◆ Your task
Copy out the entries in full and with complete accuracy; pictures are excluded.

◆ Input material
• • • • •
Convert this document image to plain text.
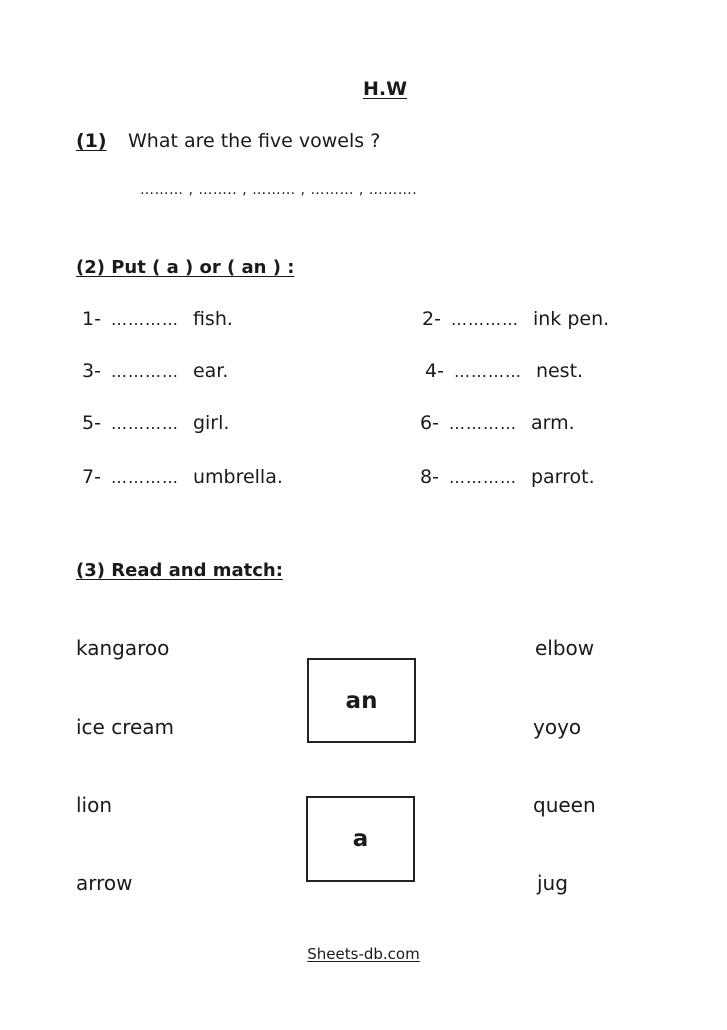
H.W
(1) What are the five vowels ?
……… , …….. , ……… , ……… , ……….
(2) Put ( a ) or ( an ) :
1- ………… fish.	2- ………… ink pen.
3- ………… ear.	4- ………… nest.
5- ………… girl.	6- ………… arm.
7- ………… umbrella.	8- ………… parrot.
(3) Read and match:
kangaroo
ice cream
lion
arrow
an
a
elbow
yoyo
queen
jug
Sheets-db.com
• • • • •
◆ Final result
Convert this document image to plain text.
H.W
(1) What are the five vowels ?
……… , …….. , ……… , ……… , ……….
(2) Put ( a ) or ( an ) :
1- ………… fish.	2- ………… ink pen.
3- ………… ear.	4- ………… nest.
5- ………… girl.	6- ………… arm.
7- ………… umbrella.	8- ………… parrot.
(3) Read and match:
kangaroo
ice cream
lion
arrow
an
a
elbow
yoyo
queen
jug
Sheets-db.com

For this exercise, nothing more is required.